The listing below should be written out exactly; please include all of it.

--- START OF RECORDS SUPPLIED ---

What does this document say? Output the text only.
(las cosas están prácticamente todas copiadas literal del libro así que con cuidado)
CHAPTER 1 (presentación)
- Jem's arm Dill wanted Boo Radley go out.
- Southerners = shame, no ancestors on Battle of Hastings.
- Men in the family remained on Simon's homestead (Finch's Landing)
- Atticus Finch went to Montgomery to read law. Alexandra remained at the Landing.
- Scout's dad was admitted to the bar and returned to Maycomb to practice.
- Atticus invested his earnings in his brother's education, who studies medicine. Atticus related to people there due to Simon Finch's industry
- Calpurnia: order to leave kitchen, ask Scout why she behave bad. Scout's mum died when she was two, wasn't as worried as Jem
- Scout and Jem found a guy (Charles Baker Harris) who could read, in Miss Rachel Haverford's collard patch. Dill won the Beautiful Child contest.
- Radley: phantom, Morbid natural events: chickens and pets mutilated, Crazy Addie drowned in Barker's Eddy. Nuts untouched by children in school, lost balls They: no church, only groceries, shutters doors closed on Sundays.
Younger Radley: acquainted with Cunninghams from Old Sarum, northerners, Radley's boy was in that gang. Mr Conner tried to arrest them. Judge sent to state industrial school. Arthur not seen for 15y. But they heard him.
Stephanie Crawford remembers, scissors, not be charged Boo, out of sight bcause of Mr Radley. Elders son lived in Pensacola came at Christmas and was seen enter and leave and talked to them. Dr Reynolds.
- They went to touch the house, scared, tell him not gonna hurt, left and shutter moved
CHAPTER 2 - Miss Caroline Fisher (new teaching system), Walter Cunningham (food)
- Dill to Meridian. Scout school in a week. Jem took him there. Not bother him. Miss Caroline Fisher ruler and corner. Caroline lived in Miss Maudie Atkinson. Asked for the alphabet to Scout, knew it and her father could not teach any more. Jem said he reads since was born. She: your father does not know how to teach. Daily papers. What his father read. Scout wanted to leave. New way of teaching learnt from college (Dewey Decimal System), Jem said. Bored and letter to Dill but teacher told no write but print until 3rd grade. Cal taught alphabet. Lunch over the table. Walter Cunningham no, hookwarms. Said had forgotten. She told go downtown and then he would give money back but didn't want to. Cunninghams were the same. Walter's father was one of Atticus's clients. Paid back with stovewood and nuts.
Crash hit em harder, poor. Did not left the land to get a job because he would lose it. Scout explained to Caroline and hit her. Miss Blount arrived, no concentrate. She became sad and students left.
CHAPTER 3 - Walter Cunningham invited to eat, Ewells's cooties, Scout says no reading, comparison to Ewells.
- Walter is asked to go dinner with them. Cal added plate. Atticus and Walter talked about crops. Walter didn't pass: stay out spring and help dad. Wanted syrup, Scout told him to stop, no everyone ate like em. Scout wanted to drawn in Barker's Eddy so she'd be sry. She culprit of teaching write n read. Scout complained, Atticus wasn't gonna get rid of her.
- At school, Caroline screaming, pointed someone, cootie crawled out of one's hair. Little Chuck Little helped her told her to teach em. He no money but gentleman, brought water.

--- END OF RECORDS SUPPLIED ---

SOLUTION TO THE EXERCISE>
What does this document say? Output the text only.
(las cosas están prácticamente todas copiadas literal del libro así que con cuidado)
CHAPTER 1 (presentación)
- Jem's arm Dill wanted Boo Radley go out.
- Southerners = shame, no ancestors on Battle of Hastings.
- Men in the family remained on Simon's homestead (Finch's Landing)
- Atticus Finch went to Montgomery to read law. Alexandra remained at the Landing.
- Scout's dad was admitted to the bar and returned to Maycomb to practice.
- Atticus invested his earnings in his brother's education, who studies medicine. Atticus related to people there due to Simon Finch's industry
- Calpurnia: order to leave kitchen, ask Scout why she behave bad. Scout's mum died when she was two, wasn't as worried as Jem
- Scout and Jem found a guy (Charles Baker Harris) who could read, in Miss Rachel Haverford's collard patch. Dill won the Beautiful Child contest.
- Radley: phantom, Morbid natural events: chickens and pets mutilated, Crazy Addie drowned in Barker's Eddy. Nuts untouched by children in school, lost balls They: no church, only groceries, shutters doors closed on Sundays.
Younger Radley: acquainted with Cunninghams from Old Sarum, northerners, Radley's boy was in that gang. Mr Conner tried to arrest them. Judge sent to state industrial school. Arthur not seen for 15y. But they heard him.
Stephanie Crawford remembers, scissors, not be charged Boo, out of sight bcause of Mr Radley. Elders son lived in Pensacola came at Christmas and was seen enter and leave and talked to them. Dr Reynolds.
- They went to touch the house, scared, tell him not gonna hurt, left and shutter moved
CHAPTER 2 - Miss Caroline Fisher (new teaching system), Walter Cunningham (food)
- Dill to Meridian. Scout school in a week. Jem took him there. Not bother him. Miss Caroline Fisher ruler and corner. Caroline lived in Miss Maudie Atkinson. Asked for the alphabet to Scout, knew it and her father could not teach any more. Jem said he reads since was born. She: your father does not know how to teach. Daily papers. What his father read. Scout wanted to leave. New way of teaching learnt from college (Dewey Decimal System), Jem said. Bored and letter to Dill but teacher told no write but print until 3rd grade. Cal taught alphabet. Lunch over the table. Walter Cunningham no, hookwarms. Said had forgotten. She told go downtown and then he would give money back but didn't want to. Cunninghams were the same. Walter's father was one of Atticus's clients. Paid back with stovewood and nuts.
Crash hit em harder, poor. Did not left the land to get a job because he would lose it. Scout explained to Caroline and hit her. Miss Blount arrived, no concentrate. She became sad and students left.
CHAPTER 3 - Walter Cunningham invited to eat, Ewells's cooties, Scout says no reading, comparison to Ewells.
- Walter is asked to go dinner with them. Cal added plate. Atticus and Walter talked about crops. Walter didn't pass: stay out spring and help dad. Wanted syrup, Scout told him to stop, no everyone ate like em. Scout wanted to drawn in Barker's Eddy so she'd be sry. She culprit of teaching write n read. Scout complained, Atticus wasn't gonna get rid of her.
- At school, Caroline screaming, pointed someone, cootie crawled out of one's hair. Little Chuck Little helped her told her to teach em. He no money but gentleman, brought water.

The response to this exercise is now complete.